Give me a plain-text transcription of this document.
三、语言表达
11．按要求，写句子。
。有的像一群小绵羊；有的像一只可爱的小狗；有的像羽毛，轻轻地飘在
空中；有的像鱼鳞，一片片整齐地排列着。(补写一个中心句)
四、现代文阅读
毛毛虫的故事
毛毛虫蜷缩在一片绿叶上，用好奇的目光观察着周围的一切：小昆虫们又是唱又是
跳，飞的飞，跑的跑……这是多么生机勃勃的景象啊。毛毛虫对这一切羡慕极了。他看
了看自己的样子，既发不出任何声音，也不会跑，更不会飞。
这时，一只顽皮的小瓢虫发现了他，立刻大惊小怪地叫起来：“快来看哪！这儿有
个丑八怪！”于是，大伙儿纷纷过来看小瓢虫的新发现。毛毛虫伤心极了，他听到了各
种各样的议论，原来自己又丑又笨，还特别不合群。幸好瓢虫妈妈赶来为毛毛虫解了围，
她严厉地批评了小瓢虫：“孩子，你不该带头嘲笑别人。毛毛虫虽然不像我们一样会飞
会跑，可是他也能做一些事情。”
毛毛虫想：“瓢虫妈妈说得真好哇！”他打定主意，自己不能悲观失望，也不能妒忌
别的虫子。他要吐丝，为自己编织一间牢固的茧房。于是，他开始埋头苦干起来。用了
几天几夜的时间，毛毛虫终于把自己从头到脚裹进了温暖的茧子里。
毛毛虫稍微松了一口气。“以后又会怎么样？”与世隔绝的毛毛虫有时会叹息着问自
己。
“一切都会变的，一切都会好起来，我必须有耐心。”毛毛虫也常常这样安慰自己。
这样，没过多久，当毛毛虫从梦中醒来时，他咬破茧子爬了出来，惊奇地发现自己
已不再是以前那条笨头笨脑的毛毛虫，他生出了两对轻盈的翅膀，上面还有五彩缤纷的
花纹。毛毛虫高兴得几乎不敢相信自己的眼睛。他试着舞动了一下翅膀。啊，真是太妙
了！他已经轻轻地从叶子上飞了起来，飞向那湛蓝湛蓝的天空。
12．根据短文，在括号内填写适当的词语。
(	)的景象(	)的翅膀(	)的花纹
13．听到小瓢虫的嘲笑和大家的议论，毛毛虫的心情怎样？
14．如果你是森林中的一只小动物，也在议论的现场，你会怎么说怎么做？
***
EXERCISE TASK> Go through the records and print each one exactly.

THE RESULT>
Give me a plain-text transcription of this document.
三、语言表达
11．按要求，写句子。
。有的像一群小绵羊；有的像一只可爱的小狗；有的像羽毛，轻轻地飘在
空中；有的像鱼鳞，一片片整齐地排列着。(补写一个中心句)
四、现代文阅读
毛毛虫的故事
毛毛虫蜷缩在一片绿叶上，用好奇的目光观察着周围的一切：小昆虫们又是唱又是
跳，飞的飞，跑的跑……这是多么生机勃勃的景象啊。毛毛虫对这一切羡慕极了。他看
了看自己的样子，既发不出任何声音，也不会跑，更不会飞。
这时，一只顽皮的小瓢虫发现了他，立刻大惊小怪地叫起来：“快来看哪！这儿有
个丑八怪！”于是，大伙儿纷纷过来看小瓢虫的新发现。毛毛虫伤心极了，他听到了各
种各样的议论，原来自己又丑又笨，还特别不合群。幸好瓢虫妈妈赶来为毛毛虫解了围，
她严厉地批评了小瓢虫：“孩子，你不该带头嘲笑别人。毛毛虫虽然不像我们一样会飞
会跑，可是他也能做一些事情。”
毛毛虫想：“瓢虫妈妈说得真好哇！”他打定主意，自己不能悲观失望，也不能妒忌
别的虫子。他要吐丝，为自己编织一间牢固的茧房。于是，他开始埋头苦干起来。用了
几天几夜的时间，毛毛虫终于把自己从头到脚裹进了温暖的茧子里。
毛毛虫稍微松了一口气。“以后又会怎么样？”与世隔绝的毛毛虫有时会叹息着问自
己。
“一切都会变的，一切都会好起来，我必须有耐心。”毛毛虫也常常这样安慰自己。
这样，没过多久，当毛毛虫从梦中醒来时，他咬破茧子爬了出来，惊奇地发现自己
已不再是以前那条笨头笨脑的毛毛虫，他生出了两对轻盈的翅膀，上面还有五彩缤纷的
花纹。毛毛虫高兴得几乎不敢相信自己的眼睛。他试着舞动了一下翅膀。啊，真是太妙
了！他已经轻轻地从叶子上飞了起来，飞向那湛蓝湛蓝的天空。
12．根据短文，在括号内填写适当的词语。
(	)的景象(	)的翅膀(	)的花纹
13．听到小瓢虫的嘲笑和大家的议论，毛毛虫的心情怎样？
14．如果你是森林中的一只小动物，也在议论的现场，你会怎么说怎么做？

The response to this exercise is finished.